Written instruction ▸ Set down each record exactly as written.

[Entries from a dataset]

━━━

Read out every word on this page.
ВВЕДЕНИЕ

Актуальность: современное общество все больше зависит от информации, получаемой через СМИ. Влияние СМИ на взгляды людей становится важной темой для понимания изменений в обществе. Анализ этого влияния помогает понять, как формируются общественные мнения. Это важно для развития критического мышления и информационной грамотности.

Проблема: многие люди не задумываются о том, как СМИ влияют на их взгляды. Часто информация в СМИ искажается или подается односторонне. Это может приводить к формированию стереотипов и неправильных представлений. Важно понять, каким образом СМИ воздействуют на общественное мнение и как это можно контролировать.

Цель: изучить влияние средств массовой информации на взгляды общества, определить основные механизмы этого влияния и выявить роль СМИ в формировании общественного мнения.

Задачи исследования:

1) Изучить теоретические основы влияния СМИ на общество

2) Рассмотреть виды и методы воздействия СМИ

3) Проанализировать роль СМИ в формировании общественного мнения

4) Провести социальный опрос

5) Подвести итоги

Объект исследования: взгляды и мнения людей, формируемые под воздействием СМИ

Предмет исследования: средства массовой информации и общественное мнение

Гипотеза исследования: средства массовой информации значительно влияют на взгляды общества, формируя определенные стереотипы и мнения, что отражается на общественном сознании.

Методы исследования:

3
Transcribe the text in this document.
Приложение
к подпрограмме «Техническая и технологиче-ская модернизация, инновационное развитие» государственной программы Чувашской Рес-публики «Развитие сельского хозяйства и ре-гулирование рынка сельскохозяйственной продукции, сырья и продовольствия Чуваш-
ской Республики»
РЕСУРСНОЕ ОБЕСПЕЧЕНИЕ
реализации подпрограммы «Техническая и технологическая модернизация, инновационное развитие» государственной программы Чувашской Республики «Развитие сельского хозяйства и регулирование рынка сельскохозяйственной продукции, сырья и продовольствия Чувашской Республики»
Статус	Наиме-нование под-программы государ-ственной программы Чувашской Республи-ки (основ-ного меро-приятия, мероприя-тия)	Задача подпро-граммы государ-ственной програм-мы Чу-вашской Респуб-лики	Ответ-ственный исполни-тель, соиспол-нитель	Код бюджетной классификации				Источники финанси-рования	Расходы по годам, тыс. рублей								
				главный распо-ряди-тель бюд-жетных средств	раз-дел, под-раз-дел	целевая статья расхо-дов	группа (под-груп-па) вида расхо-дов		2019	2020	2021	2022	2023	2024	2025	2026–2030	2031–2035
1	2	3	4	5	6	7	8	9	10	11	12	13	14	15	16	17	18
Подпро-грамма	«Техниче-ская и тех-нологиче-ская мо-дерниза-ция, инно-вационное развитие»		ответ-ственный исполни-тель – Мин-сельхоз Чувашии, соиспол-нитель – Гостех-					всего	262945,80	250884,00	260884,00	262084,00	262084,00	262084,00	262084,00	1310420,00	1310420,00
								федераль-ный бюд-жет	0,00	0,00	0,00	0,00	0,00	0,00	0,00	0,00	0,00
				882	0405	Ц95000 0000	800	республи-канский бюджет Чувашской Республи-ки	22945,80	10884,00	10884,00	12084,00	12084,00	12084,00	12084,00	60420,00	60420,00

━━━

Answer to this task ▸
Read out every word on this page.
ВВЕДЕНИЕ

Актуальность: современное общество все больше зависит от информации, получаемой через СМИ. Влияние СМИ на взгляды людей становится важной темой для понимания изменений в обществе. Анализ этого влияния помогает понять, как формируются общественные мнения. Это важно для развития критического мышления и информационной грамотности.

Проблема: многие люди не задумываются о том, как СМИ влияют на их взгляды. Часто информация в СМИ искажается или подается односторонне. Это может приводить к формированию стереотипов и неправильных представлений. Важно понять, каким образом СМИ воздействуют на общественное мнение и как это можно контролировать.

Цель: изучить влияние средств массовой информации на взгляды общества, определить основные механизмы этого влияния и выявить роль СМИ в формировании общественного мнения.

Задачи исследования:

1) Изучить теоретические основы влияния СМИ на общество

2) Рассмотреть виды и методы воздействия СМИ

3) Проанализировать роль СМИ в формировании общественного мнения

4) Провести социальный опрос

5) Подвести итоги

Объект исследования: взгляды и мнения людей, формируемые под воздействием СМИ

Предмет исследования: средства массовой информации и общественное мнение

Гипотеза исследования: средства массовой информации значительно влияют на взгляды общества, формируя определенные стереотипы и мнения, что отражается на общественном сознании.

Методы исследования:

3
Transcribe the text in this document.
Приложение
к подпрограмме «Техническая и технологиче-ская модернизация, инновационное развитие» государственной программы Чувашской Рес-публики «Развитие сельского хозяйства и ре-гулирование рынка сельскохозяйственной продукции, сырья и продовольствия Чуваш-
ской Республики»
РЕСУРСНОЕ ОБЕСПЕЧЕНИЕ
реализации подпрограммы «Техническая и технологическая модернизация, инновационное развитие» государственной программы Чувашской Республики «Развитие сельского хозяйства и регулирование рынка сельскохозяйственной продукции, сырья и продовольствия Чувашской Республики»
Статус	Наиме-нование под-программы государ-ственной программы Чувашской Республи-ки (основ-ного меро-приятия, мероприя-тия)	Задача подпро-граммы государ-ственной програм-мы Чу-вашской Респуб-лики	Ответ-ственный исполни-тель, соиспол-нитель	Код бюджетной классификации				Источники финанси-рования	Расходы по годам, тыс. рублей								
				главный распо-ряди-тель бюд-жетных средств	раз-дел, под-раз-дел	целевая статья расхо-дов	группа (под-груп-па) вида расхо-дов		2019	2020	2021	2022	2023	2024	2025	2026–2030	2031–2035
1	2	3	4	5	6	7	8	9	10	11	12	13	14	15	16	17	18
Подпро-грамма	«Техниче-ская и тех-нологиче-ская мо-дерниза-ция, инно-вационное развитие»		ответ-ственный исполни-тель – Мин-сельхоз Чувашии, соиспол-нитель – Гостех-					всего	262945,80	250884,00	260884,00	262084,00	262084,00	262084,00	262084,00	1310420,00	1310420,00
								федераль-ный бюд-жет	0,00	0,00	0,00	0,00	0,00	0,00	0,00	0,00	0,00
				882	0405	Ц95000 0000	800	республи-канский бюджет Чувашской Республи-ки	22945,80	10884,00	10884,00	12084,00	12084,00	12084,00	12084,00	60420,00	60420,00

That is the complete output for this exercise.